----- Material provided
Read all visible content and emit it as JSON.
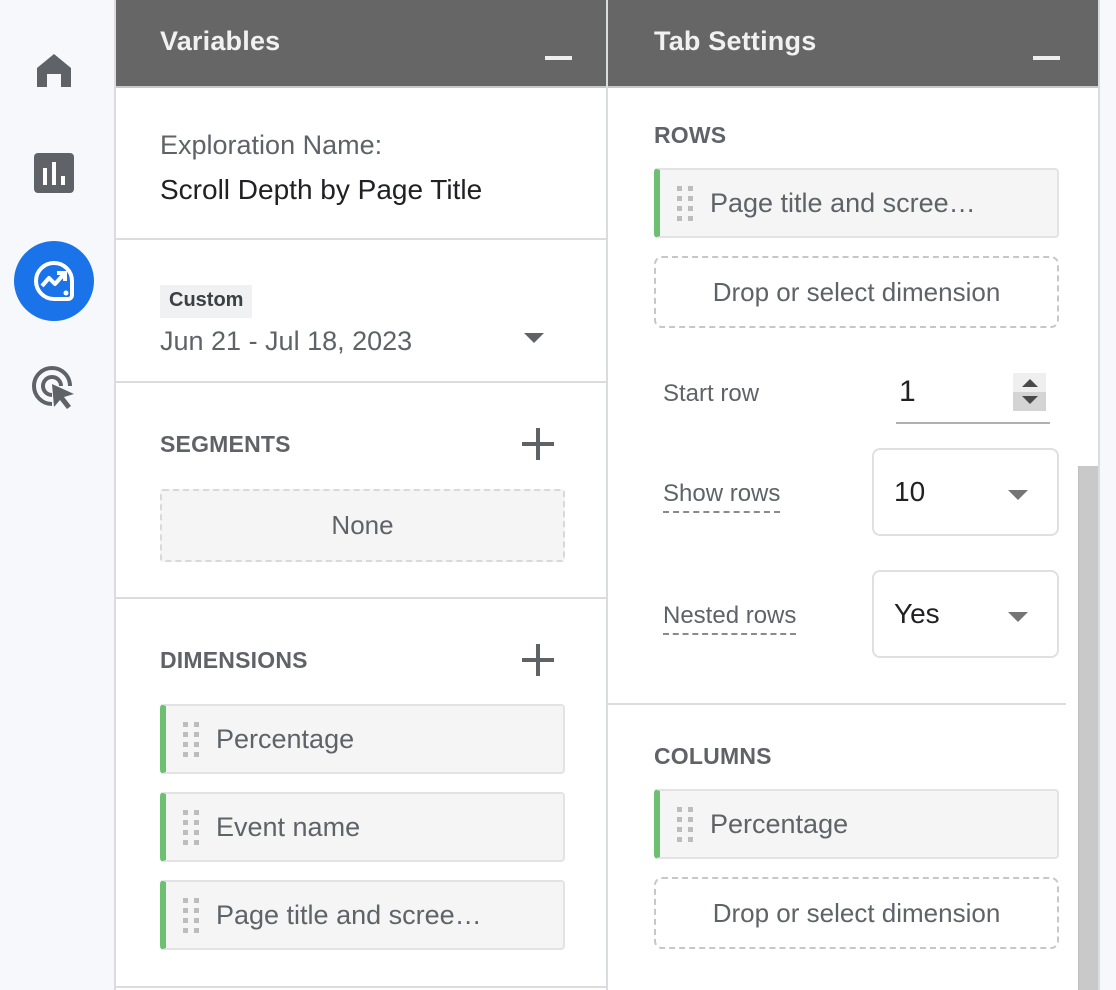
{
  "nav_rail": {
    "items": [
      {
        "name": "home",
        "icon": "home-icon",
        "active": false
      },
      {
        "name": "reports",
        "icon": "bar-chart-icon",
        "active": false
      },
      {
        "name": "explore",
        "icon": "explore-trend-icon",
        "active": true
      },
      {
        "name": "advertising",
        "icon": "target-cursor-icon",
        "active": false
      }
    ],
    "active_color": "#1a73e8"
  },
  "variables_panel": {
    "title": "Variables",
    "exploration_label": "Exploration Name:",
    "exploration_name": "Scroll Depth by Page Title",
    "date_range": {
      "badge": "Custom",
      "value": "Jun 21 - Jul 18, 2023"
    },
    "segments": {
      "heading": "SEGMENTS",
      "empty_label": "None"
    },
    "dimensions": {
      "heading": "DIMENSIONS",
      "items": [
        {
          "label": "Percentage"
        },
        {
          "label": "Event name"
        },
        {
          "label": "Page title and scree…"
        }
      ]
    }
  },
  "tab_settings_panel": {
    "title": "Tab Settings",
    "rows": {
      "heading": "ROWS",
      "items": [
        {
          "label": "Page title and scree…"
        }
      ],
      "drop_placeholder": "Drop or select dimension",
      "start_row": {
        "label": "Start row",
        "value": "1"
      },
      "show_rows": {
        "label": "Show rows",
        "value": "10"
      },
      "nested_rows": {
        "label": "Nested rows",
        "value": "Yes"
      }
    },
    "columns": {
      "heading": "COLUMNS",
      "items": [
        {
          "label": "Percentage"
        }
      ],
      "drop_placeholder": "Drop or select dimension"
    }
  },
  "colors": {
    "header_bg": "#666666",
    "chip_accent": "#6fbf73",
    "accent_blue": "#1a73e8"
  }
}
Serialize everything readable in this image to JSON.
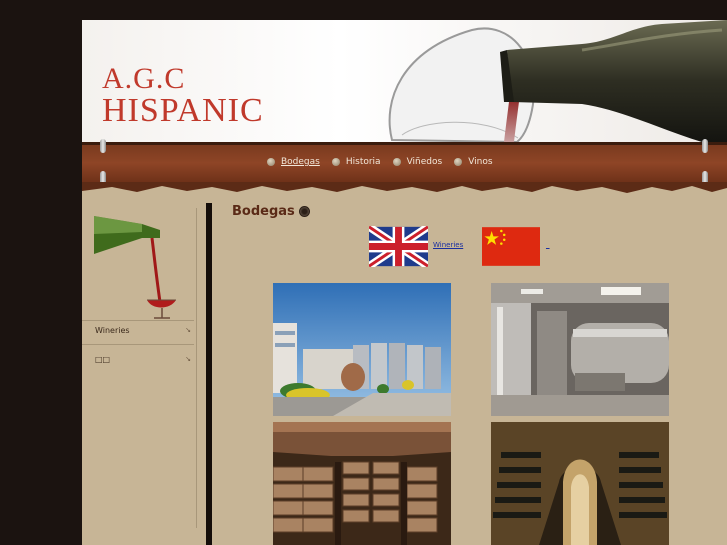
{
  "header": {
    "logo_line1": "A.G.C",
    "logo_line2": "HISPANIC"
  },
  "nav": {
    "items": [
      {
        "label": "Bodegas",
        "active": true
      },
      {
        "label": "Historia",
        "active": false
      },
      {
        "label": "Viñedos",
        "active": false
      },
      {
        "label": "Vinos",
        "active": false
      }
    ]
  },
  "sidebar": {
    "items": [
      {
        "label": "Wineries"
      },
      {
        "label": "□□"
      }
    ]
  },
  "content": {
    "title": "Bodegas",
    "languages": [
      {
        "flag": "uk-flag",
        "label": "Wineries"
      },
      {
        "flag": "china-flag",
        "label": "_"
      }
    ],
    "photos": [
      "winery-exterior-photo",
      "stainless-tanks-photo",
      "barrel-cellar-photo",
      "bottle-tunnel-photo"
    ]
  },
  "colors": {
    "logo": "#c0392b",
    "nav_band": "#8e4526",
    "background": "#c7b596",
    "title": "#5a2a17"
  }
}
----------
----- Material provided
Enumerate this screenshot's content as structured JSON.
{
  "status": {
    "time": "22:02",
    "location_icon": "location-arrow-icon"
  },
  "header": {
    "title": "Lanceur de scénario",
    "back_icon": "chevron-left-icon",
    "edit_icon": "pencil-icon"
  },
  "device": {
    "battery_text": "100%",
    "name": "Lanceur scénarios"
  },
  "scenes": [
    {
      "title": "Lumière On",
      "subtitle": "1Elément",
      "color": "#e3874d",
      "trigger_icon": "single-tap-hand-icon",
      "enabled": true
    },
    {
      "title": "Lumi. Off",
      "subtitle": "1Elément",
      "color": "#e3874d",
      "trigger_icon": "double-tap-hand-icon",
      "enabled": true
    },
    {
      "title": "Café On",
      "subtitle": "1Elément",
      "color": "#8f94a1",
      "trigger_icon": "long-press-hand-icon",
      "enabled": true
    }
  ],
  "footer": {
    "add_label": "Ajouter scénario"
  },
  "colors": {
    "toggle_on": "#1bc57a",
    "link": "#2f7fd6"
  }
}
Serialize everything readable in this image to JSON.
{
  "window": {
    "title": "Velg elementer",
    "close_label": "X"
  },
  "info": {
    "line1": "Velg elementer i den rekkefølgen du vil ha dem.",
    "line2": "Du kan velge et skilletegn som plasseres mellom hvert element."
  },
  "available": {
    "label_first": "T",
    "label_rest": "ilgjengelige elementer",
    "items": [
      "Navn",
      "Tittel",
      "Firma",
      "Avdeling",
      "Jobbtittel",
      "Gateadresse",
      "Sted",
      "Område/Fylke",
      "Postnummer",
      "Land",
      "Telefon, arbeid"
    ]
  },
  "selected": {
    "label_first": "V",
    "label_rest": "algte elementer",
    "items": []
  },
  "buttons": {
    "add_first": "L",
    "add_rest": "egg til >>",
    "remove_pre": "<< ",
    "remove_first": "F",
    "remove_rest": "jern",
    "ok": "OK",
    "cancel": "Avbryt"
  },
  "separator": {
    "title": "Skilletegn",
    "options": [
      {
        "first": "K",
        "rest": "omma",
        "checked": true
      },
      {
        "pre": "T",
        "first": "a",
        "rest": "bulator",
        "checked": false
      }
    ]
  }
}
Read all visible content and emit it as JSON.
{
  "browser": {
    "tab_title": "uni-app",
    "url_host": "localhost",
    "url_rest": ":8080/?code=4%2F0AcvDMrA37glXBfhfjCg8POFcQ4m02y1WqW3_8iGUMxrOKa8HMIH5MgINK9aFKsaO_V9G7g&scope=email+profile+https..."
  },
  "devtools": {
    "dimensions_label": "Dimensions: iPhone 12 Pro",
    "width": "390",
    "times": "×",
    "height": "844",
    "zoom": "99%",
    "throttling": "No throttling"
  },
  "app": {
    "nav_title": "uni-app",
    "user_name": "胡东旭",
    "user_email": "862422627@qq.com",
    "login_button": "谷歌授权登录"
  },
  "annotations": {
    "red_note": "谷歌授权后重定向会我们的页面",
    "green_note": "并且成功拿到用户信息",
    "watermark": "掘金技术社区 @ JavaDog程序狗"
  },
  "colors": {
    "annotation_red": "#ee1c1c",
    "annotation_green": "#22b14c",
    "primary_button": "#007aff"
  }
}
----------
Your objective: Return each line with "elementer".

Written answer:
    "title": "Velg elementer",
    "line1": "Velg elementer i den rekkefølgen du vil ha dem.",
    "label_rest": "ilgjengelige elementer",
    "label_rest": "algte elementer",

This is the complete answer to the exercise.